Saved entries
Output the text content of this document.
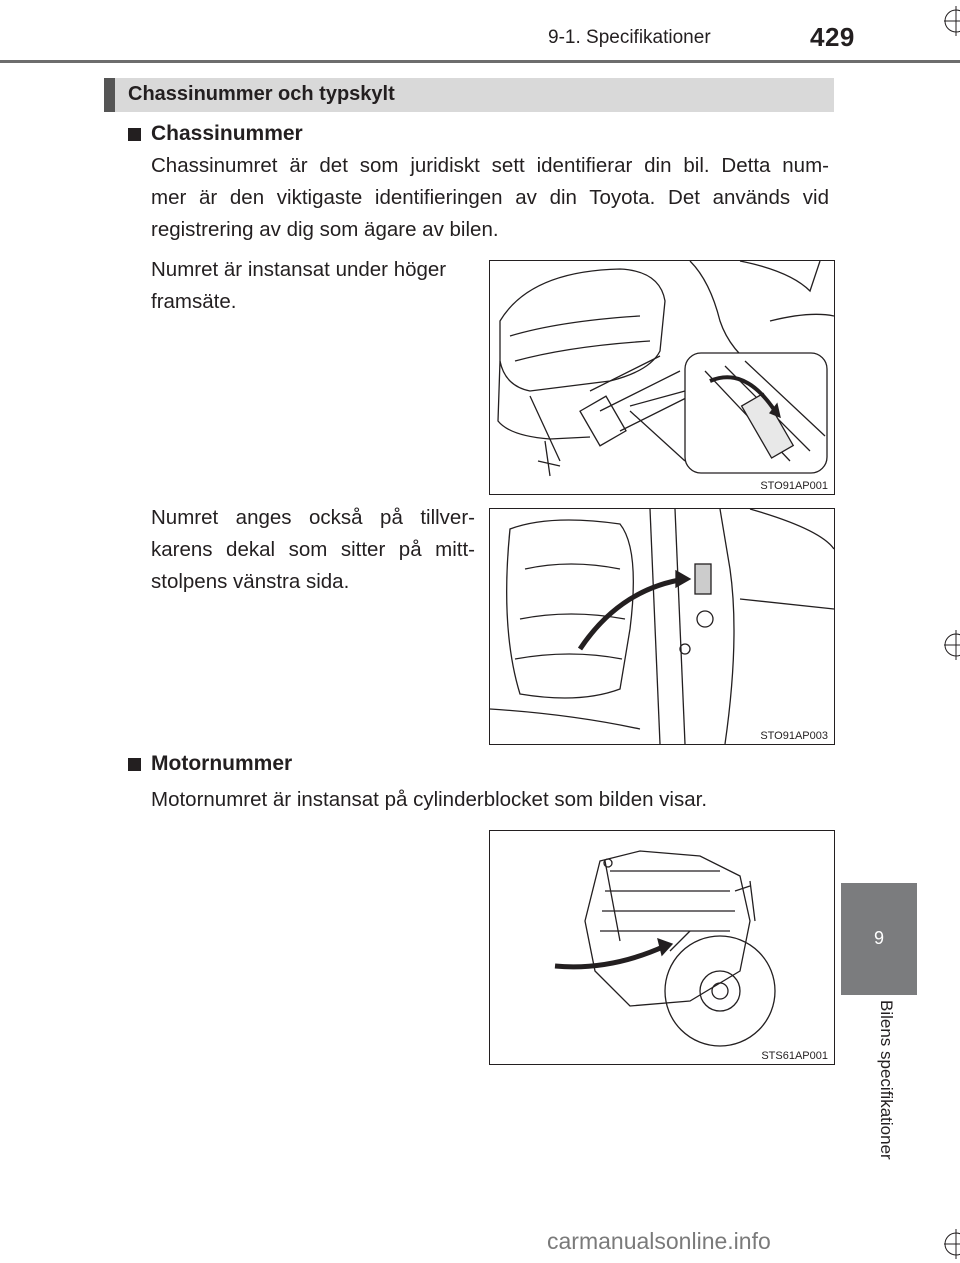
9-1. Specifikationer	429
Chassinummer och typskylt
Chassinummer
Chassinumret är det som juridiskt sett identifierar din bil. Detta num-
mer är den viktigaste identifieringen av din Toyota. Det används vid
registrering av dig som ägare av bilen.
Numret är instansat under höger
framsäte.
STO91AP001
Numret anges också på tillver-
karens dekal som sitter på mitt-
stolpens vänstra sida.
STO91AP003
Motornummer
Motornumret är instansat på cylinderblocket som bilden visar.
STS61AP001
9
Bilens specifikationer
carmanualsonline.info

▶ Problem description:
Copy each line from the records above that includes the string "Chassinummer".

▶ Task output:
Chassinummer och typskylt
Chassinummer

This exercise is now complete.